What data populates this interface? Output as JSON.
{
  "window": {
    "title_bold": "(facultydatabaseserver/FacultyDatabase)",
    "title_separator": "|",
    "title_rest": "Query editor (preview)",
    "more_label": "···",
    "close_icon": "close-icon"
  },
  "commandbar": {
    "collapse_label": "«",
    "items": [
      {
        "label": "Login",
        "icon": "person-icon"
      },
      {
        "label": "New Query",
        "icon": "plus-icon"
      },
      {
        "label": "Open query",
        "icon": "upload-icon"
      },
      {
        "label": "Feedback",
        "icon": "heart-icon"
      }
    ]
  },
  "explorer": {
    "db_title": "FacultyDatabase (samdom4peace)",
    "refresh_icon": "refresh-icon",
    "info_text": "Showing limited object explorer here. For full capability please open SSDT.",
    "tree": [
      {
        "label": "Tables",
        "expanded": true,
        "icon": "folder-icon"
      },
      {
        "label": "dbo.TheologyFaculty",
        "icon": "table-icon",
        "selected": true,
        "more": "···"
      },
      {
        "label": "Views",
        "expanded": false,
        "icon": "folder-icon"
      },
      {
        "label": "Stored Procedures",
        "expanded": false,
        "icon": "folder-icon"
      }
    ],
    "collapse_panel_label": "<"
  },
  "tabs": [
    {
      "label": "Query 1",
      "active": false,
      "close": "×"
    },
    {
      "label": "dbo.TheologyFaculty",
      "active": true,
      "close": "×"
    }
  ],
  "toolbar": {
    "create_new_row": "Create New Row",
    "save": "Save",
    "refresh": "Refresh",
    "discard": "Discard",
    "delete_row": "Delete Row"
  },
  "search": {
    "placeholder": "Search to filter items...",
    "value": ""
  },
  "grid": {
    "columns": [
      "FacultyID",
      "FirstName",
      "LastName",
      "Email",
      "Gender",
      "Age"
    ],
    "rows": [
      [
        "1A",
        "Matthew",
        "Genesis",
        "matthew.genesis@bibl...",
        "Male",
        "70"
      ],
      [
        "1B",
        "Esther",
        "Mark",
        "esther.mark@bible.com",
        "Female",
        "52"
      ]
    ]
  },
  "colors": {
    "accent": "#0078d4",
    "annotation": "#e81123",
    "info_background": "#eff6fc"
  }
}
········
● **YOUR OBJECTIVE**
Return each entry from above without altering a single character.

● **REPLY**
What data populates this interface? Output as JSON.
{
  "window": {
    "title_bold": "(facultydatabaseserver/FacultyDatabase)",
    "title_separator": "|",
    "title_rest": "Query editor (preview)",
    "more_label": "···",
    "close_icon": "close-icon"
  },
  "commandbar": {
    "collapse_label": "«",
    "items": [
      {
        "label": "Login",
        "icon": "person-icon"
      },
      {
        "label": "New Query",
        "icon": "plus-icon"
      },
      {
        "label": "Open query",
        "icon": "upload-icon"
      },
      {
        "label": "Feedback",
        "icon": "heart-icon"
      }
    ]
  },
  "explorer": {
    "db_title": "FacultyDatabase (samdom4peace)",
    "refresh_icon": "refresh-icon",
    "info_text": "Showing limited object explorer here. For full capability please open SSDT.",
    "tree": [
      {
        "label": "Tables",
        "expanded": true,
        "icon": "folder-icon"
      },
      {
        "label": "dbo.TheologyFaculty",
        "icon": "table-icon",
        "selected": true,
        "more": "···"
      },
      {
        "label": "Views",
        "expanded": false,
        "icon": "folder-icon"
      },
      {
        "label": "Stored Procedures",
        "expanded": false,
        "icon": "folder-icon"
      }
    ],
    "collapse_panel_label": "<"
  },
  "tabs": [
    {
      "label": "Query 1",
      "active": false,
      "close": "×"
    },
    {
      "label": "dbo.TheologyFaculty",
      "active": true,
      "close": "×"
    }
  ],
  "toolbar": {
    "create_new_row": "Create New Row",
    "save": "Save",
    "refresh": "Refresh",
    "discard": "Discard",
    "delete_row": "Delete Row"
  },
  "search": {
    "placeholder": "Search to filter items...",
    "value": ""
  },
  "grid": {
    "columns": [
      "FacultyID",
      "FirstName",
      "LastName",
      "Email",
      "Gender",
      "Age"
    ],
    "rows": [
      [
        "1A",
        "Matthew",
        "Genesis",
        "matthew.genesis@bibl...",
        "Male",
        "70"
      ],
      [
        "1B",
        "Esther",
        "Mark",
        "esther.mark@bible.com",
        "Female",
        "52"
      ]
    ]
  },
  "colors": {
    "accent": "#0078d4",
    "annotation": "#e81123",
    "info_background": "#eff6fc"
  }
}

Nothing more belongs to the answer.